WHAT YOU ARE ASKED TO DO:
Will you extract the entries word for word? Images should not appear in the copy.

**** PROVIDED RECORDS ****

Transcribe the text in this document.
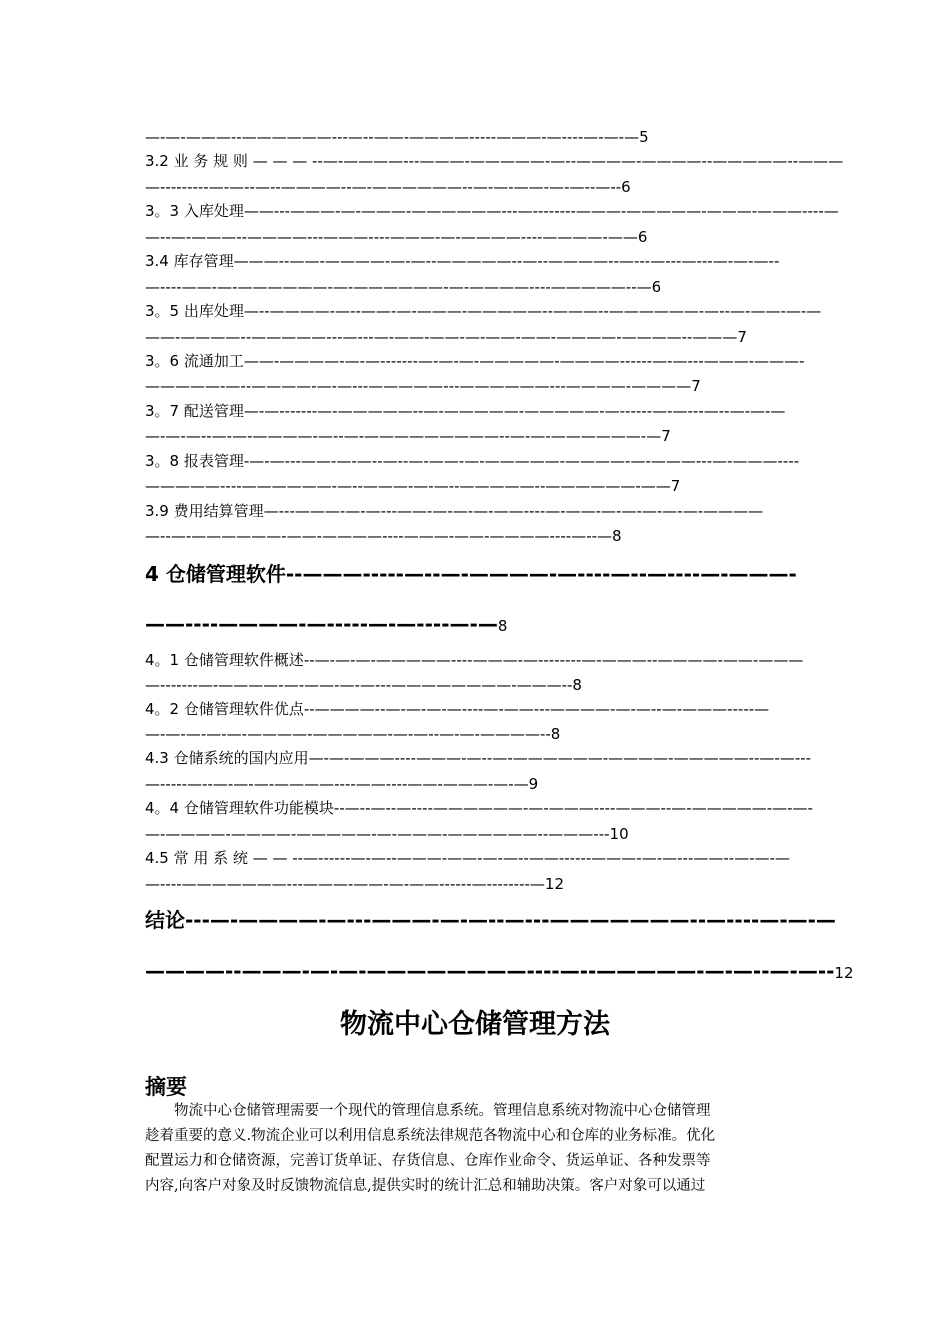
—-—-———--——————---—--——-————-----———-—----—-—-—5
3.2 业 务 规 则 — — — --—-————---———-—————-—--————-————--—————--———
—---------—-—--—--————--—-——————--—-—-——-—-—--—--6
3。3 入库处理——---———-—-———-——————---—--------———-—————-———-———----—
—--—-———--————---———----———-—-————----————-——6
3.4 库存管理———--——-————-—-—--—————--—--————--—---—---—---—-—-—--
—----——-—-——————-—-——————-—-————----—————--—6
3。5 出库处理—--————-—--——-—-———-—————--———--——————-—--—-——-—-—
——-————--—————---—---—-——-——-—-——-——-————-————--———7
3。6 流通加工——-————-—-—-------—-—-—-—————-————------—-—---———-———-
—————-—--————-—-—---—————---——————---————-————7
3。7 配送管理—-—-------—-—————--—-—————-—————-—------—-—---—--—-—-—
—-—-—--—-—-————-—--—-—————————--—-—-——————-—7
3。8 报表管理-—-—---——-—-—--—--—-——-—-—————-————-—-———---—-———----
—————----——————-—--———-—-—--—————--——————-——7
3.9 费用结算管理—---———-—-—---——-—-—-—-——----—-——-—-—-—-—-—-————
—--—-——————-——-————----———-——-————----—--—8
4 仓储管理软件--———-----—--—-————-—----—--—----—-———-
——----————-—-----—-—----—-—8
4。1 仓储管理软件概述--—-—-—-—————----———-—--------—-———--————-——-———
—-------—-————-—-——-—-—---————————-———--8
4。2 仓储管理软件优点--————--—-—-—-—----—-——---————-—-—--—-———-----—
—-—-—-—-—-————-—————-—-—--—-—-————--8
4.3 仓储系统的国内应用—-—-———----———-—--—-——————-————-—————--—-—---
—-----—--—-—-—-————----——----——-———-—-—9
4。4 仓储管理软件功能模块--—--—--—----——————-—-———----———--—-—————-—-—-
—-————-————-—————-—-———-——————--———---10
4.5 常 用 系 统 — — --—------—-—--———-——-—-—--——------———-—-—---——--—-—-—
—----———————---———-——-—-——------—--------—12
结论---—-————-—---———-—-—--—---———————--—----—-—-—
————--———-—-—-————————----—--—————-—-—--—-—--12
物流中心仓储管理方法
摘要
　　物流中心仓储管理需要一个现代的管理信息系统。管理信息系统对物流中心仓储管理
趁着重要的意义.物流企业可以利用信息系统法律规范各物流中心和仓库的业务标准。优化
配置运力和仓储资源，完善订货单证、存货信息、仓库作业命令、货运单证、各种发票等
内容,向客户对象及时反馈物流信息,提供实时的统计汇总和辅助决策。客户对象可以通过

****

TASK RESULT:
Transcribe the text in this document.
—-—-———--——————---—--——-————-----———-—----—-—-—5
3.2 业 务 规 则 — — — --—-————---———-—————-—--————-————--—————--———
—---------—-—--—--————--—-——————--—-—-——-—-—--—--6
3。3 入库处理——---———-—-———-——————---—--------———-—————-———-———----—
—--—-———--————---———----———-—-————----————-——6
3.4 库存管理———--——-————-—-—--—————--—--————--—---—---—---—-—-—--
—----——-—-——————-—-——————-—-————----—————--—6
3。5 出库处理—--————-—--——-—-———-—————--———--——————-—--—-——-—-—
——-————--—————---—---—-——-——-—-——-——-————-————--———7
3。6 流通加工——-————-—-—-------—-—-—-—————-————------—-—---———-———-
—————-—--————-—-—---—————---——————---————-————7
3。7 配送管理—-—-------—-—————--—-—————-—————-—------—-—---—--—-—-—
—-—-—--—-—-————-—--—-—————————--—-—-——————-—7
3。8 报表管理-—-—---——-—-—--—--—-——-—-—————-————-—-———---—-———----
—————----——————-—--———-—-—--—————--——————-——7
3.9 费用结算管理—---———-—-—---——-—-—-—-——----—-——-—-—-—-—-—-————
—--—-——————-——-————----———-——-————----—--—8
4 仓储管理软件--———-----—--—-————-—----—--—----—-———-
——----————-—-----—-—----—-—8
4。1 仓储管理软件概述--—-—-—-—————----———-—--------—-———--————-——-———
—-------—-————-—-——-—-—---————————-———--8
4。2 仓储管理软件优点--————--—-—-—-—----—-——---————-—-—--—-———-----—
—-—-—-—-—-————-—————-—-—--—-—-————--8
4.3 仓储系统的国内应用—-—-———----———-—--—-——————-————-—————--—-—---
—-----—--—-—-—-————----——----——-———-—-—9
4。4 仓储管理软件功能模块--—--—--—----——————-—-———----———--—-—————-—-—-
—-————-————-—————-—-———-——————--———---10
4.5 常 用 系 统 — — --—------—-—--———-——-—-—--——------———-—-—---——--—-—-—
—----———————---———-——-—-——------—--------—12
结论---—-————-—---———-—-—--—---———————--—----—-—-—
————--———-—-—-————————----—--—————-—-—--—-—--12
物流中心仓储管理方法
摘要
　　物流中心仓储管理需要一个现代的管理信息系统。管理信息系统对物流中心仓储管理
趁着重要的意义.物流企业可以利用信息系统法律规范各物流中心和仓库的业务标准。优化
配置运力和仓储资源，完善订货单证、存货信息、仓库作业命令、货运单证、各种发票等
内容,向客户对象及时反馈物流信息,提供实时的统计汇总和辅助决策。客户对象可以通过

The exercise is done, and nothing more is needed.